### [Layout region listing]

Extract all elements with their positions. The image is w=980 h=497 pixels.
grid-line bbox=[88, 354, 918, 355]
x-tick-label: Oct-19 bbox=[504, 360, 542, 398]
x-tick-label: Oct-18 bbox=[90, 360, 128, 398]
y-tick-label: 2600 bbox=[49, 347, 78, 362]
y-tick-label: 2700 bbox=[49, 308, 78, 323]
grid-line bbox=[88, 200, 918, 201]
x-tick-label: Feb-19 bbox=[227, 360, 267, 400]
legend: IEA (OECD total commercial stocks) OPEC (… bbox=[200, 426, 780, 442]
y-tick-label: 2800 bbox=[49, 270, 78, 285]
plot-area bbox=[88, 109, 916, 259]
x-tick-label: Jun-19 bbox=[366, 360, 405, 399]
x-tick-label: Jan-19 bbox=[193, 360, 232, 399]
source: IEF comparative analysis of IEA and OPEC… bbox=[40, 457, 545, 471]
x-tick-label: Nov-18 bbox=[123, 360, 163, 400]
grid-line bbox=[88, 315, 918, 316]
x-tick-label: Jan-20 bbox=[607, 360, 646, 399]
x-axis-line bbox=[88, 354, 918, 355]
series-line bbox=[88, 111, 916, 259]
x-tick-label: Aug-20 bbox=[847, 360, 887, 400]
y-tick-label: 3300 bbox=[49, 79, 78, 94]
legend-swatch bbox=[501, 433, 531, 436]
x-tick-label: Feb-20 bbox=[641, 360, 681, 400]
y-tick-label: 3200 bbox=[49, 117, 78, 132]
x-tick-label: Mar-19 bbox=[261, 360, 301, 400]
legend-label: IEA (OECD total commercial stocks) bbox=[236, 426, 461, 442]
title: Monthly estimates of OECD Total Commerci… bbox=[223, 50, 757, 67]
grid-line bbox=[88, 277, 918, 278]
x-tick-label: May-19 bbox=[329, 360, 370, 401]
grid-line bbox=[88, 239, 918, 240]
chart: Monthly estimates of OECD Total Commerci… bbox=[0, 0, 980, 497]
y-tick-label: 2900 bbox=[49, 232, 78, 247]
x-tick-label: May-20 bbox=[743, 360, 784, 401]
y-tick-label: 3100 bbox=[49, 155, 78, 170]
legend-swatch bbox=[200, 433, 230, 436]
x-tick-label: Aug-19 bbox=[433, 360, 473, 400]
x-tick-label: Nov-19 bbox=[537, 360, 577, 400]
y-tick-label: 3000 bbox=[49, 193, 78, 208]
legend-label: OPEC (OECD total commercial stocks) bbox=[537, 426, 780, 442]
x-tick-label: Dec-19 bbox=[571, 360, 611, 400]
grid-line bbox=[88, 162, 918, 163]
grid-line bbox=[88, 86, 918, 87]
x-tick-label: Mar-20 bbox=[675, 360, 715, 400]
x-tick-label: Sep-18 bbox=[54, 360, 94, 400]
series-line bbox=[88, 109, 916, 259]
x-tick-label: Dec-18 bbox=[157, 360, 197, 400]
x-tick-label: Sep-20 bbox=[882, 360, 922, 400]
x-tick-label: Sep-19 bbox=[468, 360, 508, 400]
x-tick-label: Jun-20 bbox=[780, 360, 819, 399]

### [Written request]
Reproduce every line of the listing above without any changes.

### [Exercise output]
Extract all elements with their positions. The image is w=980 h=497 pixels.
grid-line bbox=[88, 354, 918, 355]
x-tick-label: Oct-19 bbox=[504, 360, 542, 398]
x-tick-label: Oct-18 bbox=[90, 360, 128, 398]
y-tick-label: 2600 bbox=[49, 347, 78, 362]
y-tick-label: 2700 bbox=[49, 308, 78, 323]
grid-line bbox=[88, 200, 918, 201]
x-tick-label: Feb-19 bbox=[227, 360, 267, 400]
legend: IEA (OECD total commercial stocks) OPEC (… bbox=[200, 426, 780, 442]
y-tick-label: 2800 bbox=[49, 270, 78, 285]
plot-area bbox=[88, 109, 916, 259]
x-tick-label: Jun-19 bbox=[366, 360, 405, 399]
x-tick-label: Jan-19 bbox=[193, 360, 232, 399]
source: IEF comparative analysis of IEA and OPEC… bbox=[40, 457, 545, 471]
x-tick-label: Nov-18 bbox=[123, 360, 163, 400]
grid-line bbox=[88, 315, 918, 316]
x-tick-label: Jan-20 bbox=[607, 360, 646, 399]
x-axis-line bbox=[88, 354, 918, 355]
series-line bbox=[88, 111, 916, 259]
x-tick-label: Aug-20 bbox=[847, 360, 887, 400]
y-tick-label: 3300 bbox=[49, 79, 78, 94]
legend-swatch bbox=[501, 433, 531, 436]
x-tick-label: Feb-20 bbox=[641, 360, 681, 400]
y-tick-label: 3200 bbox=[49, 117, 78, 132]
x-tick-label: Mar-19 bbox=[261, 360, 301, 400]
legend-label: IEA (OECD total commercial stocks) bbox=[236, 426, 461, 442]
title: Monthly estimates of OECD Total Commerci… bbox=[223, 50, 757, 67]
grid-line bbox=[88, 277, 918, 278]
x-tick-label: May-19 bbox=[329, 360, 370, 401]
grid-line bbox=[88, 239, 918, 240]
chart: Monthly estimates of OECD Total Commerci… bbox=[0, 0, 980, 497]
y-tick-label: 2900 bbox=[49, 232, 78, 247]
x-tick-label: May-20 bbox=[743, 360, 784, 401]
y-tick-label: 3100 bbox=[49, 155, 78, 170]
legend-swatch bbox=[200, 433, 230, 436]
x-tick-label: Aug-19 bbox=[433, 360, 473, 400]
x-tick-label: Nov-19 bbox=[537, 360, 577, 400]
y-tick-label: 3000 bbox=[49, 193, 78, 208]
legend-label: OPEC (OECD total commercial stocks) bbox=[537, 426, 780, 442]
x-tick-label: Dec-19 bbox=[571, 360, 611, 400]
grid-line bbox=[88, 162, 918, 163]
grid-line bbox=[88, 86, 918, 87]
x-tick-label: Mar-20 bbox=[675, 360, 715, 400]
x-tick-label: Sep-18 bbox=[54, 360, 94, 400]
series-line bbox=[88, 109, 916, 259]
x-tick-label: Dec-18 bbox=[157, 360, 197, 400]
x-tick-label: Sep-20 bbox=[882, 360, 922, 400]
x-tick-label: Sep-19 bbox=[468, 360, 508, 400]
x-tick-label: Jun-20 bbox=[780, 360, 819, 399]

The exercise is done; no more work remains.